-- start Dataset entries --

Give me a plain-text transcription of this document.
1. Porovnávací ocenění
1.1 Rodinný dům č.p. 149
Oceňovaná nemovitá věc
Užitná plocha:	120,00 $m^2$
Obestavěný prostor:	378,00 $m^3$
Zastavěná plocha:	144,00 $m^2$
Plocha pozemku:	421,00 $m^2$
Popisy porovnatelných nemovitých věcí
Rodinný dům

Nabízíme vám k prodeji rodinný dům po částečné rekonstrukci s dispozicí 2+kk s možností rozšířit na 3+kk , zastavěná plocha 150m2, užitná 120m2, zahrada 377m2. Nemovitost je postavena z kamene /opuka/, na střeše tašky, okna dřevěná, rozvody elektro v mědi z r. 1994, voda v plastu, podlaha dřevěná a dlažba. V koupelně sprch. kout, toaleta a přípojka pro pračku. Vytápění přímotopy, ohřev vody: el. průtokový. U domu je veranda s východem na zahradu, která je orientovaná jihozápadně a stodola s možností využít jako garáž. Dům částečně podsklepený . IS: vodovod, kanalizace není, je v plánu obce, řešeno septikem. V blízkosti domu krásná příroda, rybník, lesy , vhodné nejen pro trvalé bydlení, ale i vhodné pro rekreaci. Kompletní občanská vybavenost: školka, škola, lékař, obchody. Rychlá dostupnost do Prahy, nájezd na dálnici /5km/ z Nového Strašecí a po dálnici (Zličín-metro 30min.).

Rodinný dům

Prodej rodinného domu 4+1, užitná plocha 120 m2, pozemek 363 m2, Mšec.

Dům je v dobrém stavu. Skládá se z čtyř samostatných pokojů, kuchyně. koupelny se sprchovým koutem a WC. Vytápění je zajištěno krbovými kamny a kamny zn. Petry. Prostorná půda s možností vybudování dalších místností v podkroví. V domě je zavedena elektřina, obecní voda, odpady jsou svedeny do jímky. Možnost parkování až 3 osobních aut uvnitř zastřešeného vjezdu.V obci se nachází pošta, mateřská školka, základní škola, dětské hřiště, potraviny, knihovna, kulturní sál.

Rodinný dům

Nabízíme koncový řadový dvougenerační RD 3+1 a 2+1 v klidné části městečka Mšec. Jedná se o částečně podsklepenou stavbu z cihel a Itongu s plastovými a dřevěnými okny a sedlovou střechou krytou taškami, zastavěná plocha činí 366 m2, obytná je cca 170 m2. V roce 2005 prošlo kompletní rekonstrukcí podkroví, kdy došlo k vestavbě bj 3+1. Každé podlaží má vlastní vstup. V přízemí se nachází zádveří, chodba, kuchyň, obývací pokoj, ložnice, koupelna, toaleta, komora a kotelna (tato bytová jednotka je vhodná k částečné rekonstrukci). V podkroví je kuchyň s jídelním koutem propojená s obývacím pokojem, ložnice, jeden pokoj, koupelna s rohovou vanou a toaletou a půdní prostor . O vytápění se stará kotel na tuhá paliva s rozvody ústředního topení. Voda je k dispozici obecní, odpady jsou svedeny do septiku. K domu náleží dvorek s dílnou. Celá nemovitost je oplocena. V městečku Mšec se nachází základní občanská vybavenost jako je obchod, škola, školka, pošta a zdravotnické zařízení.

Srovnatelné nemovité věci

-- end Dataset entries --

> [Task prompt] Extract every entry above as it appears.

> [Answer below]
Give me a plain-text transcription of this document.
1. Porovnávací ocenění
1.1 Rodinný dům č.p. 149
Oceňovaná nemovitá věc
Užitná plocha:	120,00 $m^2$
Obestavěný prostor:	378,00 $m^3$
Zastavěná plocha:	144,00 $m^2$
Plocha pozemku:	421,00 $m^2$
Popisy porovnatelných nemovitých věcí
Rodinný dům

Nabízíme vám k prodeji rodinný dům po částečné rekonstrukci s dispozicí 2+kk s možností rozšířit na 3+kk , zastavěná plocha 150m2, užitná 120m2, zahrada 377m2. Nemovitost je postavena z kamene /opuka/, na střeše tašky, okna dřevěná, rozvody elektro v mědi z r. 1994, voda v plastu, podlaha dřevěná a dlažba. V koupelně sprch. kout, toaleta a přípojka pro pračku. Vytápění přímotopy, ohřev vody: el. průtokový. U domu je veranda s východem na zahradu, která je orientovaná jihozápadně a stodola s možností využít jako garáž. Dům částečně podsklepený . IS: vodovod, kanalizace není, je v plánu obce, řešeno septikem. V blízkosti domu krásná příroda, rybník, lesy , vhodné nejen pro trvalé bydlení, ale i vhodné pro rekreaci. Kompletní občanská vybavenost: školka, škola, lékař, obchody. Rychlá dostupnost do Prahy, nájezd na dálnici /5km/ z Nového Strašecí a po dálnici (Zličín-metro 30min.).

Rodinný dům

Prodej rodinného domu 4+1, užitná plocha 120 m2, pozemek 363 m2, Mšec.

Dům je v dobrém stavu. Skládá se z čtyř samostatných pokojů, kuchyně. koupelny se sprchovým koutem a WC. Vytápění je zajištěno krbovými kamny a kamny zn. Petry. Prostorná půda s možností vybudování dalších místností v podkroví. V domě je zavedena elektřina, obecní voda, odpady jsou svedeny do jímky. Možnost parkování až 3 osobních aut uvnitř zastřešeného vjezdu.V obci se nachází pošta, mateřská školka, základní škola, dětské hřiště, potraviny, knihovna, kulturní sál.

Rodinný dům

Nabízíme koncový řadový dvougenerační RD 3+1 a 2+1 v klidné části městečka Mšec. Jedná se o částečně podsklepenou stavbu z cihel a Itongu s plastovými a dřevěnými okny a sedlovou střechou krytou taškami, zastavěná plocha činí 366 m2, obytná je cca 170 m2. V roce 2005 prošlo kompletní rekonstrukcí podkroví, kdy došlo k vestavbě bj 3+1. Každé podlaží má vlastní vstup. V přízemí se nachází zádveří, chodba, kuchyň, obývací pokoj, ložnice, koupelna, toaleta, komora a kotelna (tato bytová jednotka je vhodná k částečné rekonstrukci). V podkroví je kuchyň s jídelním koutem propojená s obývacím pokojem, ložnice, jeden pokoj, koupelna s rohovou vanou a toaletou a půdní prostor . O vytápění se stará kotel na tuhá paliva s rozvody ústředního topení. Voda je k dispozici obecní, odpady jsou svedeny do septiku. K domu náleží dvorek s dílnou. Celá nemovitost je oplocena. V městečku Mšec se nachází základní občanská vybavenost jako je obchod, škola, školka, pošta a zdravotnické zařízení.

Srovnatelné nemovité věci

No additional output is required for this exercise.